_EXERCISE INSTRUCTIONS_. Print each line of the material below exactly as it appears, in the same order, without changing anything.

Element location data
--- start ---

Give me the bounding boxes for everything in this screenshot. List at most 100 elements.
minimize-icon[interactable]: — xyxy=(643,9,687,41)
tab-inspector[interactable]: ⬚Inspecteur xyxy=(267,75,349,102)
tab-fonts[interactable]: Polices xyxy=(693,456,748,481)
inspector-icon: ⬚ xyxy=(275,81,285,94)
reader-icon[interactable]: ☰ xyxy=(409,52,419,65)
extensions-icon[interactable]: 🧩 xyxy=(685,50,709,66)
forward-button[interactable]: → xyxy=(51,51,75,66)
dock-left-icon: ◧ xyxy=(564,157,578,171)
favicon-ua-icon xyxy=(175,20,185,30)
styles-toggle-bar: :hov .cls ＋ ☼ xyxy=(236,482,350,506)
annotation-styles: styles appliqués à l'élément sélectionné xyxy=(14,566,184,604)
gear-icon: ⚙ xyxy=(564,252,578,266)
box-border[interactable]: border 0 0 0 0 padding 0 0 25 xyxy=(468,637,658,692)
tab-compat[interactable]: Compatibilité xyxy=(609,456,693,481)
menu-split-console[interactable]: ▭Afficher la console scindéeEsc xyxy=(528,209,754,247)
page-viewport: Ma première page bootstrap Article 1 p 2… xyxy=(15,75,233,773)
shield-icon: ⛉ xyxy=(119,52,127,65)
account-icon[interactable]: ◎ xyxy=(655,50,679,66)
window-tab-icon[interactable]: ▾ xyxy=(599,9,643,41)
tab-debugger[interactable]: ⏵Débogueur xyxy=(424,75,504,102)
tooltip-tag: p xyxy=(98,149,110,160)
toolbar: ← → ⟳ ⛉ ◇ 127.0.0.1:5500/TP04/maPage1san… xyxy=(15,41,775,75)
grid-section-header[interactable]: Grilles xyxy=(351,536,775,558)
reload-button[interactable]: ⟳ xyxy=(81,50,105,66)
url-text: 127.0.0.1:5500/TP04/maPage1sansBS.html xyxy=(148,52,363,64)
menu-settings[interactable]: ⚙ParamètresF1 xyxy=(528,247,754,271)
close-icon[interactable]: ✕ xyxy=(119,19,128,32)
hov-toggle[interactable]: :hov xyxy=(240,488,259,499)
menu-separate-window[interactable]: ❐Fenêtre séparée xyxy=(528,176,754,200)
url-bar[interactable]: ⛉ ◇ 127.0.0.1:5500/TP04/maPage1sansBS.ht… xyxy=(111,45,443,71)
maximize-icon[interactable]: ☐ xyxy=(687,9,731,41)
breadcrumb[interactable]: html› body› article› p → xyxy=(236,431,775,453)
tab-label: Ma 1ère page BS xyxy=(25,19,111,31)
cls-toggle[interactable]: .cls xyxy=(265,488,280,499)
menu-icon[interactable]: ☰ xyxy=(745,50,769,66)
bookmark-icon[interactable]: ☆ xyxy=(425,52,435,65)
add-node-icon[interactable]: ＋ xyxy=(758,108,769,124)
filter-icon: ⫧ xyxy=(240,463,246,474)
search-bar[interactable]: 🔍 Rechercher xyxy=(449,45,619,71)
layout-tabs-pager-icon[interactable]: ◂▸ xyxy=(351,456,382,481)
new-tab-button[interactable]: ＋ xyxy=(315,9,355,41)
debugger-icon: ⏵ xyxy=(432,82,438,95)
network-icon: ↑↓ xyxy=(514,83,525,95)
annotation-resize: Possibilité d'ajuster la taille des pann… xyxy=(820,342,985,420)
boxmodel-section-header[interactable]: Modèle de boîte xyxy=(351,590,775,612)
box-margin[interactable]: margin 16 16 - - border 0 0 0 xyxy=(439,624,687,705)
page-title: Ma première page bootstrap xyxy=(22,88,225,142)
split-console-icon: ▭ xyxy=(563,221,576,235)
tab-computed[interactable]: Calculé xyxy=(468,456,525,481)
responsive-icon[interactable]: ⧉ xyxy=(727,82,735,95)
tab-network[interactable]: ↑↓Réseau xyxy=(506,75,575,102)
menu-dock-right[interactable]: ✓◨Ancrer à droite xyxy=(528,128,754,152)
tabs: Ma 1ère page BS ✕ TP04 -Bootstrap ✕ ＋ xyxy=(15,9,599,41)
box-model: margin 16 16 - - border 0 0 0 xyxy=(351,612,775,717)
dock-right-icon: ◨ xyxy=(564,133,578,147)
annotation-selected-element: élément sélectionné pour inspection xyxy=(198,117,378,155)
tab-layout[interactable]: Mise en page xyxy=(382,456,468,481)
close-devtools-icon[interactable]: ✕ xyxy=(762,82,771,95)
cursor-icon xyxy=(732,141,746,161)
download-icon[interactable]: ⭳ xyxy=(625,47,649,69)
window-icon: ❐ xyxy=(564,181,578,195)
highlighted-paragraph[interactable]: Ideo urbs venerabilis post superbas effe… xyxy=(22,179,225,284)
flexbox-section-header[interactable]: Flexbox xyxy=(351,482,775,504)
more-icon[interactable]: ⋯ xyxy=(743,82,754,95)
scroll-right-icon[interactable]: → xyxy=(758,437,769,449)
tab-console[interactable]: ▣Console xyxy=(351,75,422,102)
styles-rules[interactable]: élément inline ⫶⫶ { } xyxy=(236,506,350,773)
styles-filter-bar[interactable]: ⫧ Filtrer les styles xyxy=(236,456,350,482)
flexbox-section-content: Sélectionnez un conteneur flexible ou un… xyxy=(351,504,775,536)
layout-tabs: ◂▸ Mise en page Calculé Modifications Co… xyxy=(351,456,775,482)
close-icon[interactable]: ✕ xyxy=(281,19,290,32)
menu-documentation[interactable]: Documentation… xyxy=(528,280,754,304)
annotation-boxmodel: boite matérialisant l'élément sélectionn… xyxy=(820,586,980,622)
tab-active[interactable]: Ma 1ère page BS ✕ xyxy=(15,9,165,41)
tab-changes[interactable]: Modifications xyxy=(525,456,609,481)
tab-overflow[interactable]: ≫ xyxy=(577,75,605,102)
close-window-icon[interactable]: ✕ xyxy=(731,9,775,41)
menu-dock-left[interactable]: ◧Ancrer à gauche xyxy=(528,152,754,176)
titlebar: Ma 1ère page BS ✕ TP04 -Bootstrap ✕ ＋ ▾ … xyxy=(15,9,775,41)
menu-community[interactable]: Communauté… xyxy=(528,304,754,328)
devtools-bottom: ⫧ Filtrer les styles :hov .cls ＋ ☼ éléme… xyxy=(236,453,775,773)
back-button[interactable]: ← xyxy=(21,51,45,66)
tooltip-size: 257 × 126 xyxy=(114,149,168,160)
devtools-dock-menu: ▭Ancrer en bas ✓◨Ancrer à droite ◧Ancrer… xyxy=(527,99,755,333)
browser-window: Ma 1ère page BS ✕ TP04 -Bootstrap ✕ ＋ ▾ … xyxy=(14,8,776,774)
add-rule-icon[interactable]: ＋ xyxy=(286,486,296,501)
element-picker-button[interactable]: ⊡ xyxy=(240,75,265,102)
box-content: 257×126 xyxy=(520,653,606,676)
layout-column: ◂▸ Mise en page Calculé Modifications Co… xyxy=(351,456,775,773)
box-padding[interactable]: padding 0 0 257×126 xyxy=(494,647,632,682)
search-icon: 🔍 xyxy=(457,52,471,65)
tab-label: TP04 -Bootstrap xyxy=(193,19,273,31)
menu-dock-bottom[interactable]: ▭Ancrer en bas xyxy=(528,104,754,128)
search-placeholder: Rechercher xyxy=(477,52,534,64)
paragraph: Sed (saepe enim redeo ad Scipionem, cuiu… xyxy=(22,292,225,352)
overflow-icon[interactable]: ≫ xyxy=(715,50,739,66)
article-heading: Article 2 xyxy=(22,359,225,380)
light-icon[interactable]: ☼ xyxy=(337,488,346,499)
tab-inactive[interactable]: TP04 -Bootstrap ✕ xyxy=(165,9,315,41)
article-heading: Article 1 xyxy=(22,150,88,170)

--- end ---

_ANSWER TO THE PROBLEM_.
Give me the bounding boxes for everything in this screenshot. List at most 100 elements.
minimize-icon[interactable]: — xyxy=(643,9,687,41)
tab-inspector[interactable]: ⬚Inspecteur xyxy=(267,75,349,102)
tab-fonts[interactable]: Polices xyxy=(693,456,748,481)
inspector-icon: ⬚ xyxy=(275,81,285,94)
reader-icon[interactable]: ☰ xyxy=(409,52,419,65)
extensions-icon[interactable]: 🧩 xyxy=(685,50,709,66)
forward-button[interactable]: → xyxy=(51,51,75,66)
dock-left-icon: ◧ xyxy=(564,157,578,171)
favicon-ua-icon xyxy=(175,20,185,30)
styles-toggle-bar: :hov .cls ＋ ☼ xyxy=(236,482,350,506)
annotation-styles: styles appliqués à l'élément sélectionné xyxy=(14,566,184,604)
gear-icon: ⚙ xyxy=(564,252,578,266)
box-border[interactable]: border 0 0 0 0 padding 0 0 25 xyxy=(468,637,658,692)
tab-compat[interactable]: Compatibilité xyxy=(609,456,693,481)
menu-split-console[interactable]: ▭Afficher la console scindéeEsc xyxy=(528,209,754,247)
page-viewport: Ma première page bootstrap Article 1 p 2… xyxy=(15,75,233,773)
shield-icon: ⛉ xyxy=(119,52,127,65)
account-icon[interactable]: ◎ xyxy=(655,50,679,66)
window-tab-icon[interactable]: ▾ xyxy=(599,9,643,41)
tab-debugger[interactable]: ⏵Débogueur xyxy=(424,75,504,102)
tooltip-tag: p xyxy=(98,149,110,160)
toolbar: ← → ⟳ ⛉ ◇ 127.0.0.1:5500/TP04/maPage1san… xyxy=(15,41,775,75)
grid-section-header[interactable]: Grilles xyxy=(351,536,775,558)
reload-button[interactable]: ⟳ xyxy=(81,50,105,66)
url-text: 127.0.0.1:5500/TP04/maPage1sansBS.html xyxy=(148,52,363,64)
menu-settings[interactable]: ⚙ParamètresF1 xyxy=(528,247,754,271)
close-icon[interactable]: ✕ xyxy=(119,19,128,32)
hov-toggle[interactable]: :hov xyxy=(240,488,259,499)
menu-separate-window[interactable]: ❐Fenêtre séparée xyxy=(528,176,754,200)
url-bar[interactable]: ⛉ ◇ 127.0.0.1:5500/TP04/maPage1sansBS.ht… xyxy=(111,45,443,71)
maximize-icon[interactable]: ☐ xyxy=(687,9,731,41)
breadcrumb[interactable]: html› body› article› p → xyxy=(236,431,775,453)
tab-label: Ma 1ère page BS xyxy=(25,19,111,31)
cls-toggle[interactable]: .cls xyxy=(265,488,280,499)
menu-icon[interactable]: ☰ xyxy=(745,50,769,66)
bookmark-icon[interactable]: ☆ xyxy=(425,52,435,65)
add-node-icon[interactable]: ＋ xyxy=(758,108,769,124)
filter-icon: ⫧ xyxy=(240,463,246,474)
search-bar[interactable]: 🔍 Rechercher xyxy=(449,45,619,71)
layout-tabs-pager-icon[interactable]: ◂▸ xyxy=(351,456,382,481)
new-tab-button[interactable]: ＋ xyxy=(315,9,355,41)
debugger-icon: ⏵ xyxy=(432,82,438,95)
network-icon: ↑↓ xyxy=(514,83,525,95)
annotation-resize: Possibilité d'ajuster la taille des pann… xyxy=(820,342,985,420)
boxmodel-section-header[interactable]: Modèle de boîte xyxy=(351,590,775,612)
box-margin[interactable]: margin 16 16 - - border 0 0 0 xyxy=(439,624,687,705)
page-title: Ma première page bootstrap xyxy=(22,88,225,142)
split-console-icon: ▭ xyxy=(563,221,576,235)
tab-computed[interactable]: Calculé xyxy=(468,456,525,481)
responsive-icon[interactable]: ⧉ xyxy=(727,82,735,95)
tab-network[interactable]: ↑↓Réseau xyxy=(506,75,575,102)
menu-dock-right[interactable]: ✓◨Ancrer à droite xyxy=(528,128,754,152)
tabs: Ma 1ère page BS ✕ TP04 -Bootstrap ✕ ＋ xyxy=(15,9,599,41)
box-model: margin 16 16 - - border 0 0 0 xyxy=(351,612,775,717)
dock-right-icon: ◨ xyxy=(564,133,578,147)
annotation-selected-element: élément sélectionné pour inspection xyxy=(198,117,378,155)
tab-layout[interactable]: Mise en page xyxy=(382,456,468,481)
close-devtools-icon[interactable]: ✕ xyxy=(762,82,771,95)
cursor-icon xyxy=(732,141,746,161)
download-icon[interactable]: ⭳ xyxy=(625,47,649,69)
window-icon: ❐ xyxy=(564,181,578,195)
highlighted-paragraph[interactable]: Ideo urbs venerabilis post superbas effe… xyxy=(22,179,225,284)
flexbox-section-header[interactable]: Flexbox xyxy=(351,482,775,504)
more-icon[interactable]: ⋯ xyxy=(743,82,754,95)
scroll-right-icon[interactable]: → xyxy=(758,437,769,449)
tab-console[interactable]: ▣Console xyxy=(351,75,422,102)
styles-rules[interactable]: élément inline ⫶⫶ { } xyxy=(236,506,350,773)
styles-filter-bar[interactable]: ⫧ Filtrer les styles xyxy=(236,456,350,482)
flexbox-section-content: Sélectionnez un conteneur flexible ou un… xyxy=(351,504,775,536)
layout-tabs: ◂▸ Mise en page Calculé Modifications Co… xyxy=(351,456,775,482)
close-icon[interactable]: ✕ xyxy=(281,19,290,32)
menu-documentation[interactable]: Documentation… xyxy=(528,280,754,304)
annotation-boxmodel: boite matérialisant l'élément sélectionn… xyxy=(820,586,980,622)
tab-active[interactable]: Ma 1ère page BS ✕ xyxy=(15,9,165,41)
tab-changes[interactable]: Modifications xyxy=(525,456,609,481)
tab-overflow[interactable]: ≫ xyxy=(577,75,605,102)
close-window-icon[interactable]: ✕ xyxy=(731,9,775,41)
menu-dock-left[interactable]: ◧Ancrer à gauche xyxy=(528,152,754,176)
titlebar: Ma 1ère page BS ✕ TP04 -Bootstrap ✕ ＋ ▾ … xyxy=(15,9,775,41)
menu-community[interactable]: Communauté… xyxy=(528,304,754,328)
devtools-bottom: ⫧ Filtrer les styles :hov .cls ＋ ☼ éléme… xyxy=(236,453,775,773)
back-button[interactable]: ← xyxy=(21,51,45,66)
tooltip-size: 257 × 126 xyxy=(114,149,168,160)
devtools-dock-menu: ▭Ancrer en bas ✓◨Ancrer à droite ◧Ancrer… xyxy=(527,99,755,333)
browser-window: Ma 1ère page BS ✕ TP04 -Bootstrap ✕ ＋ ▾ … xyxy=(14,8,776,774)
add-rule-icon[interactable]: ＋ xyxy=(286,486,296,501)
element-picker-button[interactable]: ⊡ xyxy=(240,75,265,102)
box-content: 257×126 xyxy=(520,653,606,676)
layout-column: ◂▸ Mise en page Calculé Modifications Co… xyxy=(351,456,775,773)
box-padding[interactable]: padding 0 0 257×126 xyxy=(494,647,632,682)
search-icon: 🔍 xyxy=(457,52,471,65)
tab-label: TP04 -Bootstrap xyxy=(193,19,273,31)
menu-dock-bottom[interactable]: ▭Ancrer en bas xyxy=(528,104,754,128)
search-placeholder: Rechercher xyxy=(477,52,534,64)
paragraph: Sed (saepe enim redeo ad Scipionem, cuiu… xyxy=(22,292,225,352)
overflow-icon[interactable]: ≫ xyxy=(715,50,739,66)
article-heading: Article 2 xyxy=(22,359,225,380)
light-icon[interactable]: ☼ xyxy=(337,488,346,499)
tab-inactive[interactable]: TP04 -Bootstrap ✕ xyxy=(165,9,315,41)
article-heading: Article 1 xyxy=(22,150,88,170)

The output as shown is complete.